Problem to solve: Show only lines that include "open".

Extracts from a graphics dataset
※ ※ ※

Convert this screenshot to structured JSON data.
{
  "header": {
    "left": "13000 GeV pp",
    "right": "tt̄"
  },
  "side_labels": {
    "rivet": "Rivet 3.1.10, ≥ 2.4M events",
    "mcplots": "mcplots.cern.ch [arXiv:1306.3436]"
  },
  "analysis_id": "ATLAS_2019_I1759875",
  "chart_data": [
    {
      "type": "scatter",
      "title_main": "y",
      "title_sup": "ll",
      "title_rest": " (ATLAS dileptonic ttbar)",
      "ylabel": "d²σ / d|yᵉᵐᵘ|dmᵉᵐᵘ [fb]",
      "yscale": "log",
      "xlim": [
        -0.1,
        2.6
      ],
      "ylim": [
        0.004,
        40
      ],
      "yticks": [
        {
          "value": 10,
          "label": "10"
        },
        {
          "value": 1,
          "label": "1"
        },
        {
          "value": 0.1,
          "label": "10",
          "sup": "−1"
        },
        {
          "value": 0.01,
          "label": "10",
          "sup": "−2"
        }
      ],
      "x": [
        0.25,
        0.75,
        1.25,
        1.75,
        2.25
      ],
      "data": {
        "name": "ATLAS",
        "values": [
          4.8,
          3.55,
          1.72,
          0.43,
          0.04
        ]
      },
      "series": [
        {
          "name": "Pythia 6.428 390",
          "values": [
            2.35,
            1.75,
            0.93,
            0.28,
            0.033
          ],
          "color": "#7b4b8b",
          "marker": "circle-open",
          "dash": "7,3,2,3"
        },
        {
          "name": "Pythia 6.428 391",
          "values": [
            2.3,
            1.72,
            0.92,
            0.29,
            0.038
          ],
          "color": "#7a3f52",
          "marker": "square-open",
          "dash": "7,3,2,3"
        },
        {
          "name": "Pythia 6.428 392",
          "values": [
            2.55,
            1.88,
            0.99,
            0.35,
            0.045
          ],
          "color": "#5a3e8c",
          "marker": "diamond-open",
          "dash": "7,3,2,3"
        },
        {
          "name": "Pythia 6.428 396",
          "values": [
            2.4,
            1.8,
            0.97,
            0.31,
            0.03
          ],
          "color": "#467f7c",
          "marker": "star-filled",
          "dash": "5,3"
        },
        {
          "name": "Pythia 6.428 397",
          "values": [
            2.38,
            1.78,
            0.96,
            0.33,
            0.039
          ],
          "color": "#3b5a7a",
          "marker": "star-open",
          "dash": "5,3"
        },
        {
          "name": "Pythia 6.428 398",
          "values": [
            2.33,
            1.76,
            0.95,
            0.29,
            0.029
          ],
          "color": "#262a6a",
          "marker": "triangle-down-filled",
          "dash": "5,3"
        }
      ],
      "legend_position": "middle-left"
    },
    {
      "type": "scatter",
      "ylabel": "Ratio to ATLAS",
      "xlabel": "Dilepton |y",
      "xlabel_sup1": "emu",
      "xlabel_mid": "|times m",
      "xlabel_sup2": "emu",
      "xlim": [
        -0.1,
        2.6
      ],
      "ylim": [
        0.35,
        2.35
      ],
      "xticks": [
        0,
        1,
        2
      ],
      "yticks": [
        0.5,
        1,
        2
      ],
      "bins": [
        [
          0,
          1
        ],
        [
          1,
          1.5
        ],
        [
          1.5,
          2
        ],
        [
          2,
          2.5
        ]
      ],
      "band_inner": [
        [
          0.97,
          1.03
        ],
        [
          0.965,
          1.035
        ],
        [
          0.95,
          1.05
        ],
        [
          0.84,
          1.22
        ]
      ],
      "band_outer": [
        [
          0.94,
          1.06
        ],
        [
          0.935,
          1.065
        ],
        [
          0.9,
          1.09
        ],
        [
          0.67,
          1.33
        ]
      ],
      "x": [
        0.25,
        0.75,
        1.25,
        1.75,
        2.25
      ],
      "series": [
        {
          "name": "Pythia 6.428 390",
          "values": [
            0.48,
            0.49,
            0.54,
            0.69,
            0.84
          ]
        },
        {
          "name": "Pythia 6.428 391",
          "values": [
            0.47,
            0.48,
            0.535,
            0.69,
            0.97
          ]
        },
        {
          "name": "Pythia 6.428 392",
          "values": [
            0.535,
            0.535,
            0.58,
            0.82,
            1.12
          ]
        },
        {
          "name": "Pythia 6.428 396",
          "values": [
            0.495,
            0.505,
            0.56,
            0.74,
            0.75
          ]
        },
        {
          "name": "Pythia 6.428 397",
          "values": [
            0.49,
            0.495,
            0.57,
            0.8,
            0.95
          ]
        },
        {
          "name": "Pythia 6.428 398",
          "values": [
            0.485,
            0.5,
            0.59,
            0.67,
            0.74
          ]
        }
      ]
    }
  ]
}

※ ※ ※

Exercise solution:
          "marker": "circle-open",
          "marker": "square-open",
          "marker": "diamond-open",
          "marker": "star-open",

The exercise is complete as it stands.